### Records provided
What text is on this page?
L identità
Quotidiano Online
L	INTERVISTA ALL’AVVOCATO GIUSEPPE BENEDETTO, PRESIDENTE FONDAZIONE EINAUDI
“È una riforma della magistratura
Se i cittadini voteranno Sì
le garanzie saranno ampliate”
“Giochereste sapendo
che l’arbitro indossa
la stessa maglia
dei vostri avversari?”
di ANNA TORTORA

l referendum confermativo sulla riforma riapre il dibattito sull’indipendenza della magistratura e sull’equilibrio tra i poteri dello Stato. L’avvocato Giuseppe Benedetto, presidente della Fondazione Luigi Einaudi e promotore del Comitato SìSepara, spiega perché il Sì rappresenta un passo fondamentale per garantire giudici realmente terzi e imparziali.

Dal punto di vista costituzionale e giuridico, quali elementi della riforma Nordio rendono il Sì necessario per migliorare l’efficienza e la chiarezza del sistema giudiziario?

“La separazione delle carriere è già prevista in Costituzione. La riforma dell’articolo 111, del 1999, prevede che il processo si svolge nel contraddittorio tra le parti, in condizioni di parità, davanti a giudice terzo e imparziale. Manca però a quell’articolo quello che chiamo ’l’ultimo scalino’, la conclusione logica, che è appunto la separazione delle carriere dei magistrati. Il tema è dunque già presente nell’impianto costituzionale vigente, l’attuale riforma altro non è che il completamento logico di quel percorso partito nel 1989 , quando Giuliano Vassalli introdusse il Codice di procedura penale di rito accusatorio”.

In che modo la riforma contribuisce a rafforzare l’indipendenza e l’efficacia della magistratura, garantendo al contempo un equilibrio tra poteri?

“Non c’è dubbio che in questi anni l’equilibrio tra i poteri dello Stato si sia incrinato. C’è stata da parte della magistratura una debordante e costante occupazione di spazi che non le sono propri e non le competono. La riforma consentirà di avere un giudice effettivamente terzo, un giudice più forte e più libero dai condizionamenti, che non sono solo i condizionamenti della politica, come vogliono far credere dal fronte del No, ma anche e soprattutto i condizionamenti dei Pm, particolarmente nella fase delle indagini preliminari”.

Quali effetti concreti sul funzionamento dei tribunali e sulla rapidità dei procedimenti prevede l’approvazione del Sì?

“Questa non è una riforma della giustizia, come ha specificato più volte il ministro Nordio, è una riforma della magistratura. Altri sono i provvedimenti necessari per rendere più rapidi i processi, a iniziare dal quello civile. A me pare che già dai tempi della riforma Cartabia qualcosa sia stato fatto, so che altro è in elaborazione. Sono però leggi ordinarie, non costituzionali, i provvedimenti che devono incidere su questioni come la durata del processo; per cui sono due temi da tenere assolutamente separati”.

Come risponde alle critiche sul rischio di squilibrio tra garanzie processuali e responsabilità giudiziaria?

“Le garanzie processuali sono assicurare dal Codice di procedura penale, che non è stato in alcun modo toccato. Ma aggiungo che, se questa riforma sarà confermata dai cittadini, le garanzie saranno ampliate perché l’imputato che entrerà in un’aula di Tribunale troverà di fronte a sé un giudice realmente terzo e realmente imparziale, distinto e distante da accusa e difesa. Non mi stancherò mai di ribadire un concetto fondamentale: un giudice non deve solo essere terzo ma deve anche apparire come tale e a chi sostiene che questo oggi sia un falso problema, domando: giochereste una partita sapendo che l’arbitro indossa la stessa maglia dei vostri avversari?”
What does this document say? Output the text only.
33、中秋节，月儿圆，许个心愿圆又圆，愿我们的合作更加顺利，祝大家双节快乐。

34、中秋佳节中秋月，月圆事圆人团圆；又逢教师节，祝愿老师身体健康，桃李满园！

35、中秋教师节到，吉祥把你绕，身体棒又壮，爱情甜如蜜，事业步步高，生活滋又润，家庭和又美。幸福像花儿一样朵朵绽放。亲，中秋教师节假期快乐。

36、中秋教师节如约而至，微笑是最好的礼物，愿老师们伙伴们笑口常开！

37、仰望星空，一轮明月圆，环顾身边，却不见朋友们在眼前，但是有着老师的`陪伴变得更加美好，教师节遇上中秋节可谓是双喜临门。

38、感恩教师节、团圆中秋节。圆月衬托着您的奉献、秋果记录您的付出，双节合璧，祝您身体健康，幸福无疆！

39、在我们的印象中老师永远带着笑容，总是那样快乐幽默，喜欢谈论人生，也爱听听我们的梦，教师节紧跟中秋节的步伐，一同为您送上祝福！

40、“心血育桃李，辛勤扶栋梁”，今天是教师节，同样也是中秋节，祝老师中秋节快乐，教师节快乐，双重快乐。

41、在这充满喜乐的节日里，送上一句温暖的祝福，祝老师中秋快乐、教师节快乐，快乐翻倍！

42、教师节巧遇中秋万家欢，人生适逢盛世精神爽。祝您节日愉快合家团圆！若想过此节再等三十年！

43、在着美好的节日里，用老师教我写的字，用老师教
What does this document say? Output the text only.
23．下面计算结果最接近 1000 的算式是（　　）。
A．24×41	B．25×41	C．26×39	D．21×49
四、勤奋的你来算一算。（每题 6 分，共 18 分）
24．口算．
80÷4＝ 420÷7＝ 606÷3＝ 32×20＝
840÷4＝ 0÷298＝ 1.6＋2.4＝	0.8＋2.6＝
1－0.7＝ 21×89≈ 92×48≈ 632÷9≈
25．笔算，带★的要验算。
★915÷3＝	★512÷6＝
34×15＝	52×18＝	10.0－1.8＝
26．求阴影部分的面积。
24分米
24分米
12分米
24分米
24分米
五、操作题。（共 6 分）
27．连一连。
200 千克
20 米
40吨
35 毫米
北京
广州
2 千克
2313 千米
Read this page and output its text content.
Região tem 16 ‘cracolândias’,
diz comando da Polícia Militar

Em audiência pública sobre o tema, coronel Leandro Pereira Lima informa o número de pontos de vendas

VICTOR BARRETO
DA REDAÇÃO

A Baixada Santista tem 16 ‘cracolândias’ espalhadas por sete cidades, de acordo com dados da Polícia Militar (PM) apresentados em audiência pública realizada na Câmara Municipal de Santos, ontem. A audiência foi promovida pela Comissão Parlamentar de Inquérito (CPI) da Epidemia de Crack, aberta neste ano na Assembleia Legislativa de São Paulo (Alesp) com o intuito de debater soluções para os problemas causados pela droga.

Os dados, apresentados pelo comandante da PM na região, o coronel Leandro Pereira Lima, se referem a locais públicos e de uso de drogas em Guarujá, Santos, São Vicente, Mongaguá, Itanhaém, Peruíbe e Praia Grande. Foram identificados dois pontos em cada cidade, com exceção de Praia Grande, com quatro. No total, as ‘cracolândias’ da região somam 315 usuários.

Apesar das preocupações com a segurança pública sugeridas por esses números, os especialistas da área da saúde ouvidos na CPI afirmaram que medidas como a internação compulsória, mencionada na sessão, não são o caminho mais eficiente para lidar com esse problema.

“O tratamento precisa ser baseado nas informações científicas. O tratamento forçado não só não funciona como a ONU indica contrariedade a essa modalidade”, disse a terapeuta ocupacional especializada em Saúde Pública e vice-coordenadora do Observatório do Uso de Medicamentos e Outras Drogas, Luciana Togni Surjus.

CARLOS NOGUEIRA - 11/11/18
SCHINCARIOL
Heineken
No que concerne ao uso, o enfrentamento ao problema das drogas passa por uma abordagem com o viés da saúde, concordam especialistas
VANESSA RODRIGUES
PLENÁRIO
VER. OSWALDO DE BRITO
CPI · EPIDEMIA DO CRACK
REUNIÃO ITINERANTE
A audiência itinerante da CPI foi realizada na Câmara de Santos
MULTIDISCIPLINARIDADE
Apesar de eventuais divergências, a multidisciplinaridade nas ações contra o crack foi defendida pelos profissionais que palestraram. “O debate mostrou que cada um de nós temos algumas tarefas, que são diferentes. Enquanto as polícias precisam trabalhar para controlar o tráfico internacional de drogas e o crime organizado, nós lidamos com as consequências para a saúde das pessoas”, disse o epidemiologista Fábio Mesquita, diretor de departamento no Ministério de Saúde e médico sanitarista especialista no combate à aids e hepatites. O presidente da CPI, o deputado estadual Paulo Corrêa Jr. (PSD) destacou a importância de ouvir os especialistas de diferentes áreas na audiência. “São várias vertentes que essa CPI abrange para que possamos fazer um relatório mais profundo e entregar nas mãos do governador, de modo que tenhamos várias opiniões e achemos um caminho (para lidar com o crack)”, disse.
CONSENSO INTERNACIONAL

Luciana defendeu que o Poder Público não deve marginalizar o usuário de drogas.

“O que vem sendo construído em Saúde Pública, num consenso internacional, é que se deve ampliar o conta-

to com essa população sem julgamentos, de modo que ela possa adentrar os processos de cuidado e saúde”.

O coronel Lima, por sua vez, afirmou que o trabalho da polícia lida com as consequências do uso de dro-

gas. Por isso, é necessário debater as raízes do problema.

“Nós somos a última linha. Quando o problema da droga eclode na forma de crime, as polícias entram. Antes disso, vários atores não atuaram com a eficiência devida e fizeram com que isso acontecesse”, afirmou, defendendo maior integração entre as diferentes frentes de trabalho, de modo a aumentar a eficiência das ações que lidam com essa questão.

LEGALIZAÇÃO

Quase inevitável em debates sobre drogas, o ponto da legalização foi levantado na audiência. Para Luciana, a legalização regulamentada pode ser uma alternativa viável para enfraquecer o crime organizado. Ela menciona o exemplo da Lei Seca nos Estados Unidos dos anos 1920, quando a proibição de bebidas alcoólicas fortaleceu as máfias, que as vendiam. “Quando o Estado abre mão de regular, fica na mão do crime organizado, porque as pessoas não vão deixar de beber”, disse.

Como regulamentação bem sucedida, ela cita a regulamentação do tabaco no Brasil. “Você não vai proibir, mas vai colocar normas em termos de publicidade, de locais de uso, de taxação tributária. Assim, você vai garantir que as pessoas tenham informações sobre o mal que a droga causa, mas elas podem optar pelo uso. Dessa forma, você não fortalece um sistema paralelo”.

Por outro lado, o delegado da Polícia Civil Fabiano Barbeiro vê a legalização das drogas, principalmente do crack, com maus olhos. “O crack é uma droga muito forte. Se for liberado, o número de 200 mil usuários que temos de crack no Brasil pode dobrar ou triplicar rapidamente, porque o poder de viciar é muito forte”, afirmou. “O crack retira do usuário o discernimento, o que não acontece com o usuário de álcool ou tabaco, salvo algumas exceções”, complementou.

### Task to carry out
The word "this" appears in how many lines of the data? Answer with only the number.

### Reply to the exercise
4